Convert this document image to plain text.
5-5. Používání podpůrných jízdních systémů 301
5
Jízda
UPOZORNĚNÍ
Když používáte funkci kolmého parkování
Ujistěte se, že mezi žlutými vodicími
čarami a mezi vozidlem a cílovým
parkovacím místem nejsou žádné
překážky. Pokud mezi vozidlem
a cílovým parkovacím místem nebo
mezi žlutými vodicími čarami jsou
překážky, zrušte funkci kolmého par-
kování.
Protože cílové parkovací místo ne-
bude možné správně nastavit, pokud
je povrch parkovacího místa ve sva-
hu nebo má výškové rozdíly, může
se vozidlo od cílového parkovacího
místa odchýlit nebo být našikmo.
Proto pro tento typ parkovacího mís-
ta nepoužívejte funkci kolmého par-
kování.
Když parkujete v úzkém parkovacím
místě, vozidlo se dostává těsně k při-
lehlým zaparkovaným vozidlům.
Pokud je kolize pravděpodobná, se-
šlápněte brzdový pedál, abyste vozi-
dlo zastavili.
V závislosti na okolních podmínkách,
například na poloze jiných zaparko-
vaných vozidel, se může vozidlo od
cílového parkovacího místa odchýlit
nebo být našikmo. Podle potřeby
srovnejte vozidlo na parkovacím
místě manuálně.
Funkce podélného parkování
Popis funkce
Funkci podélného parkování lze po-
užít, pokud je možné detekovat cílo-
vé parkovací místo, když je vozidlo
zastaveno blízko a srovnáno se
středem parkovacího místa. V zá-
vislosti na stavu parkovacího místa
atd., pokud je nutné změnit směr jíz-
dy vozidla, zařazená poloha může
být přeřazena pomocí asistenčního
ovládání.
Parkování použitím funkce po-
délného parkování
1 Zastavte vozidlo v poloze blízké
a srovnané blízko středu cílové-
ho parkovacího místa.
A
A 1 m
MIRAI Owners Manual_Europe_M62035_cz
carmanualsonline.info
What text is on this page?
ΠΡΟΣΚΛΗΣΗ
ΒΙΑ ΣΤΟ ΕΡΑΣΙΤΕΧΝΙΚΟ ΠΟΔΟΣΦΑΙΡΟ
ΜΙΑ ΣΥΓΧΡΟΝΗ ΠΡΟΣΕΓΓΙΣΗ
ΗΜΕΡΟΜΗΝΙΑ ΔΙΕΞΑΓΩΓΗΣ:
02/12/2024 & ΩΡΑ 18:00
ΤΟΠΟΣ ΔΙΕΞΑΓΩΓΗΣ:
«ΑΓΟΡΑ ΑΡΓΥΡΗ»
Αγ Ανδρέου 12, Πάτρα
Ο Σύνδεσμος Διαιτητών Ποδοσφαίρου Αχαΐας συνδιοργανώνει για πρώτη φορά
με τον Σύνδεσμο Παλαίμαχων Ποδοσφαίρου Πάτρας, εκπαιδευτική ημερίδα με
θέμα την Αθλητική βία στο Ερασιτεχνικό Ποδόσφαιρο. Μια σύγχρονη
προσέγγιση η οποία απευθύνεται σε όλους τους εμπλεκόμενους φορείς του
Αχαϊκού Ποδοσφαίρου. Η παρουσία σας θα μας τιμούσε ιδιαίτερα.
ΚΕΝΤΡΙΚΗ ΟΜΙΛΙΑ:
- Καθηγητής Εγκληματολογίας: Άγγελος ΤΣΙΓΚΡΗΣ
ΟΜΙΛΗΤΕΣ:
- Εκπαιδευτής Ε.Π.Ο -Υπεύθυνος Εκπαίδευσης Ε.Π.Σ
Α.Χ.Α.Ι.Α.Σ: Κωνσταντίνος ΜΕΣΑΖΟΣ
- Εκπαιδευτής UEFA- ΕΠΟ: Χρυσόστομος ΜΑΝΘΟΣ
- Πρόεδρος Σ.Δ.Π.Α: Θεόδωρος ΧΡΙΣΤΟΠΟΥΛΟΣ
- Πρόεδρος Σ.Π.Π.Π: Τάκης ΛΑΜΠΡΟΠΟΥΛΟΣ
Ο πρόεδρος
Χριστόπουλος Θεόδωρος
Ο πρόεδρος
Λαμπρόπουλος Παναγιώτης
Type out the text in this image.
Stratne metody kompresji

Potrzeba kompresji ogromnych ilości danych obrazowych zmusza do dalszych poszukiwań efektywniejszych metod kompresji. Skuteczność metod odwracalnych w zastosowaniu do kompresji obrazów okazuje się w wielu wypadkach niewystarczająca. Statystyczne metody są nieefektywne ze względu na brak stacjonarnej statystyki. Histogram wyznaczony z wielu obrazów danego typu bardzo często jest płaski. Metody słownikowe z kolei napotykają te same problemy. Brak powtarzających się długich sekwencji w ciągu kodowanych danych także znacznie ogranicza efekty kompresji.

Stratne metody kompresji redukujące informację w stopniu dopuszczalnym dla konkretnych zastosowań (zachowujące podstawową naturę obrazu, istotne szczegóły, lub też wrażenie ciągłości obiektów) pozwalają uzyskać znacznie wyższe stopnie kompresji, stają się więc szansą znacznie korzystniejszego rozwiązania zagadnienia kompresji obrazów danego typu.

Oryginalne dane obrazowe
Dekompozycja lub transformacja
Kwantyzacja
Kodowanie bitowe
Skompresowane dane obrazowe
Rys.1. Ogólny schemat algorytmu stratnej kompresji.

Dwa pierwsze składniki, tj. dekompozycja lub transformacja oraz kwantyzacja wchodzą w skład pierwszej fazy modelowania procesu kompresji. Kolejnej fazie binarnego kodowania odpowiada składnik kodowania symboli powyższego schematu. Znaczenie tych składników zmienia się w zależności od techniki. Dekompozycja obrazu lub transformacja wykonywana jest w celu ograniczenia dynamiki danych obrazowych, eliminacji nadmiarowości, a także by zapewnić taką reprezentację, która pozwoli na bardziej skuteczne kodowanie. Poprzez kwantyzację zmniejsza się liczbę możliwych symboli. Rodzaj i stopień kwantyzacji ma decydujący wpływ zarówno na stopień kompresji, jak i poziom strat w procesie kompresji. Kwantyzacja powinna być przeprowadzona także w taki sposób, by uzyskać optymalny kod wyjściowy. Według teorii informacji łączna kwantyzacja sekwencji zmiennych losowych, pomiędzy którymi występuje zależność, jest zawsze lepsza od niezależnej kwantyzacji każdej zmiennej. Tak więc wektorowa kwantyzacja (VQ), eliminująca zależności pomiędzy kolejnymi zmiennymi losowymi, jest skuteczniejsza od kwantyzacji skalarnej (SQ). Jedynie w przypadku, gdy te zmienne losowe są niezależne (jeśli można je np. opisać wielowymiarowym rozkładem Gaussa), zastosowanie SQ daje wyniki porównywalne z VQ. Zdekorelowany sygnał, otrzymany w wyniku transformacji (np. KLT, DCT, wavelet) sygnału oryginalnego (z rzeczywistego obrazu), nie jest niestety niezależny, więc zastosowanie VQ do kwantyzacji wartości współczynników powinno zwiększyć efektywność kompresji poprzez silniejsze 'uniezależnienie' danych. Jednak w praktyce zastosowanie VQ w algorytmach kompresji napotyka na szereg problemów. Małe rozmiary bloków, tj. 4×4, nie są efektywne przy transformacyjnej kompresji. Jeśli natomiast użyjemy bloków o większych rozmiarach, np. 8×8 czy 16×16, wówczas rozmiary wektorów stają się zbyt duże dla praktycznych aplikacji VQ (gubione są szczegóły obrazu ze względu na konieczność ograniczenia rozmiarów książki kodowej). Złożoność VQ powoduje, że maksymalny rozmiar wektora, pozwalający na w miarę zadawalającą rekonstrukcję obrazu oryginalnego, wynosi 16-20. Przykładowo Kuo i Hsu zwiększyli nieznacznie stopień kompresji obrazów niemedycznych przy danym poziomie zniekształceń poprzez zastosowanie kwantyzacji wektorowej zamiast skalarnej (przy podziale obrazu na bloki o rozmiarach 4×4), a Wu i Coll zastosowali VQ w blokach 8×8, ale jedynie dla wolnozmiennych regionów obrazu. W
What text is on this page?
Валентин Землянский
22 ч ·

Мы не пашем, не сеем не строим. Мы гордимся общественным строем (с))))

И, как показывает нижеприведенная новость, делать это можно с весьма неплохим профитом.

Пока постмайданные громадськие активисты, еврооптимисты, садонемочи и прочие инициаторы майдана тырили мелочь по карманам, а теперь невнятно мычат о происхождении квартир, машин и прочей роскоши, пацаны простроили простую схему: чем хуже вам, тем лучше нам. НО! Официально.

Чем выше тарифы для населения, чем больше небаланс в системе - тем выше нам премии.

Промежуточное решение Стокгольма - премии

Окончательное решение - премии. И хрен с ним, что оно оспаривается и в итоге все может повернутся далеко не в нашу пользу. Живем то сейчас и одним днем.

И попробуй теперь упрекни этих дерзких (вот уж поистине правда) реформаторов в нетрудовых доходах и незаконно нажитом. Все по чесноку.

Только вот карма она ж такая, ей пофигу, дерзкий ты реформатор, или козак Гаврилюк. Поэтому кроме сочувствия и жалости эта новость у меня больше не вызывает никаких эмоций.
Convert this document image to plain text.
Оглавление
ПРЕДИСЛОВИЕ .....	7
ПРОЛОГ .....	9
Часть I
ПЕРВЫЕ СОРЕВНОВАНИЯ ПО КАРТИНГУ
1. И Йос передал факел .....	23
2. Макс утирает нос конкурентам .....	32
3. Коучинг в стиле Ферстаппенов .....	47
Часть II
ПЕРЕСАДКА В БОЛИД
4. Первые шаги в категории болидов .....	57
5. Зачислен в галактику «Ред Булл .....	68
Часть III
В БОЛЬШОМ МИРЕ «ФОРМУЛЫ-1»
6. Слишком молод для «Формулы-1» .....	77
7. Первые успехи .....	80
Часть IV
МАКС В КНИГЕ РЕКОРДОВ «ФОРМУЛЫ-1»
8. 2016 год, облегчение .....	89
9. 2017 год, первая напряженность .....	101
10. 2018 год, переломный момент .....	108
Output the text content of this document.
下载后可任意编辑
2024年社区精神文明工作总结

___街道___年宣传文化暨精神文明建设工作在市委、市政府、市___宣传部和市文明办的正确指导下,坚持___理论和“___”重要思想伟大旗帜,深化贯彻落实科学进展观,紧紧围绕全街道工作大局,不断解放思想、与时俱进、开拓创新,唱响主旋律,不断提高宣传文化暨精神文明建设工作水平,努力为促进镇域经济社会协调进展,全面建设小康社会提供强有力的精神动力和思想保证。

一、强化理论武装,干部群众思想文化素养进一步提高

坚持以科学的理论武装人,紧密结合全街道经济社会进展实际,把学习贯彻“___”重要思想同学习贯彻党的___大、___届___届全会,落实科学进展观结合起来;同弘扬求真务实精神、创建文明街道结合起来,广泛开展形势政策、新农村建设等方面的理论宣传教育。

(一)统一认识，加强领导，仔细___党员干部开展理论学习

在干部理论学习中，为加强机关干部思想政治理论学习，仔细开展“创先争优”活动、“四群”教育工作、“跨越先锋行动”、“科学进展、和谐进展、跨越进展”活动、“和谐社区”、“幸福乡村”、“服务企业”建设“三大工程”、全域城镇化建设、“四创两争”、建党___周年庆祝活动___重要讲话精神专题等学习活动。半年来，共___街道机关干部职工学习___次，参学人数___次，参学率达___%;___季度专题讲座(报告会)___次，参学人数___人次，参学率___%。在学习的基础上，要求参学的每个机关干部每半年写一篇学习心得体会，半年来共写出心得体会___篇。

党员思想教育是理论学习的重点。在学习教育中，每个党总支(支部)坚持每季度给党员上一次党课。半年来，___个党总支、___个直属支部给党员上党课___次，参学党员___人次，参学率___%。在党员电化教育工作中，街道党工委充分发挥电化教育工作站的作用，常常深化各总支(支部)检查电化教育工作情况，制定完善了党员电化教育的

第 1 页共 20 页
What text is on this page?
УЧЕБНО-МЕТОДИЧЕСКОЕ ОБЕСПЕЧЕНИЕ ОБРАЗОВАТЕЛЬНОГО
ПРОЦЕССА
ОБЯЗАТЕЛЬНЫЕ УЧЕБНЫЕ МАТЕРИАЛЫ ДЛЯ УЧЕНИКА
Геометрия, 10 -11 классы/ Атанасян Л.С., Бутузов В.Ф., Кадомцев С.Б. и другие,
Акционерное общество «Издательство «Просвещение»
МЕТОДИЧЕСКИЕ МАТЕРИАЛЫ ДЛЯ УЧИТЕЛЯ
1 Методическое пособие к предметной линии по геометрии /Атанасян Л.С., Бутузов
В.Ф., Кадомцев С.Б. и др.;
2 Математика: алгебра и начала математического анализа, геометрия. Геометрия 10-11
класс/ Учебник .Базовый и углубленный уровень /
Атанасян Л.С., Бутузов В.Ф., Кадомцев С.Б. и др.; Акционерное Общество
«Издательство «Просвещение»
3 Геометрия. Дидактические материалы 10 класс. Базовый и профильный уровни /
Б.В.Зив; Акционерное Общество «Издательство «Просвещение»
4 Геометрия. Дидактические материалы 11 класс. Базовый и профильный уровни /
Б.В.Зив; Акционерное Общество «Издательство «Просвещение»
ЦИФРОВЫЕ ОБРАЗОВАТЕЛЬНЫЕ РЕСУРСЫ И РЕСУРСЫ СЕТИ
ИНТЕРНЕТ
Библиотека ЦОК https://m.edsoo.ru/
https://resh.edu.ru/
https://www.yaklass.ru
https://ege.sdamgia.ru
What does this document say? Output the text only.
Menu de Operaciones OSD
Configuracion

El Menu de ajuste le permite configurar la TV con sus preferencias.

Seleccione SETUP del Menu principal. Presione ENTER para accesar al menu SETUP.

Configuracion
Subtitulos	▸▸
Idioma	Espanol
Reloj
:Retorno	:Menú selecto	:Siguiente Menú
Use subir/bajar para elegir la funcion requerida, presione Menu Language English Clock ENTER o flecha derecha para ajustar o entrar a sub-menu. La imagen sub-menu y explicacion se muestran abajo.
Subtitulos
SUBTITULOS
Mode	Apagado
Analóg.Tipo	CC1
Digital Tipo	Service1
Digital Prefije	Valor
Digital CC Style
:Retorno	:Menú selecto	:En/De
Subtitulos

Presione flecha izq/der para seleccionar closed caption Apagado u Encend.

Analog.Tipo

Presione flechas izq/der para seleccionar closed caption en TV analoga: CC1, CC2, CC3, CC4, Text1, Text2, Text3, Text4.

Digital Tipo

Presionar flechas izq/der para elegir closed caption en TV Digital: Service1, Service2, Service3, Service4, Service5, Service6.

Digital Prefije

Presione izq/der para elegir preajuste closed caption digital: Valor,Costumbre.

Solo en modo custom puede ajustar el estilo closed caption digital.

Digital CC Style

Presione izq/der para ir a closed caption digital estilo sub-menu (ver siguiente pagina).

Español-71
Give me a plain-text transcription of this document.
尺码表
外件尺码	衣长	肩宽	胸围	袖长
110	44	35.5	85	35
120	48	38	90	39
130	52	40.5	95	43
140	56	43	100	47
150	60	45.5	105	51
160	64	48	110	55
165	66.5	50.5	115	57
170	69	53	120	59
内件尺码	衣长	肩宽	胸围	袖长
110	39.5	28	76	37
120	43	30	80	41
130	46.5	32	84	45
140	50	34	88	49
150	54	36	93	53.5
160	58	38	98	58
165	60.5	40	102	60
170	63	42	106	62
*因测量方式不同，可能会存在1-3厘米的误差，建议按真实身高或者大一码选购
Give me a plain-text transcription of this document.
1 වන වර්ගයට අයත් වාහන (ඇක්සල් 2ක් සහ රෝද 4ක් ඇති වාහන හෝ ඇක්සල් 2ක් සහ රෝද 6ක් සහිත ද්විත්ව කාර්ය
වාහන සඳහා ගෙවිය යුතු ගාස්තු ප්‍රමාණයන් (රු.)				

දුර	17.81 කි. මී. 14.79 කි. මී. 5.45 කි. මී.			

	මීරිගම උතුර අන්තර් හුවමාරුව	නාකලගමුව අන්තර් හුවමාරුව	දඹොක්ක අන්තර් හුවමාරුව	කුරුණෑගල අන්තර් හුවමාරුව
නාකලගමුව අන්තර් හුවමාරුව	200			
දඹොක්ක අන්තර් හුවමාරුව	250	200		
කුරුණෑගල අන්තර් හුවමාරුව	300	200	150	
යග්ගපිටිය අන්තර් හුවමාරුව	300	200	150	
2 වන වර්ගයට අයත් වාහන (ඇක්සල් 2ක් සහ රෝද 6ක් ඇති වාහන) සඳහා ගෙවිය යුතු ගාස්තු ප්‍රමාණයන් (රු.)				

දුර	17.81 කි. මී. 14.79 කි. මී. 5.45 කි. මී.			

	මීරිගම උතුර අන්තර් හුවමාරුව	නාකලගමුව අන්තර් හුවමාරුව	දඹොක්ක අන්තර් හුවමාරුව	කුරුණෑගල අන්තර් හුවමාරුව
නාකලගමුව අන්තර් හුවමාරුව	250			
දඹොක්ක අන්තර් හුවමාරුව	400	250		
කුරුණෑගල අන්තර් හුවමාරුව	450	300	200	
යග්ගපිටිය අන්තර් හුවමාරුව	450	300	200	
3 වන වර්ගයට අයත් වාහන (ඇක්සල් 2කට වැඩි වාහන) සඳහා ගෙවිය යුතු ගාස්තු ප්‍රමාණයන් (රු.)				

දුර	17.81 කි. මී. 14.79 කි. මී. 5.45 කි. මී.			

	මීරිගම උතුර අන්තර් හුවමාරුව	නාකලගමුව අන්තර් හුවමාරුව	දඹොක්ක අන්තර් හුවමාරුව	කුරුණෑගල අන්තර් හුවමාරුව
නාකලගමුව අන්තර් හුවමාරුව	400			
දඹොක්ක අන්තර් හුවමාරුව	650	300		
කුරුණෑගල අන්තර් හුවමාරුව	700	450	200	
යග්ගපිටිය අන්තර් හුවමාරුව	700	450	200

◇ ◇ ◇ ◇ ◇ ◇ ◇

Tell how many lines hold the string "Retorno", giving the number and nothing else.

2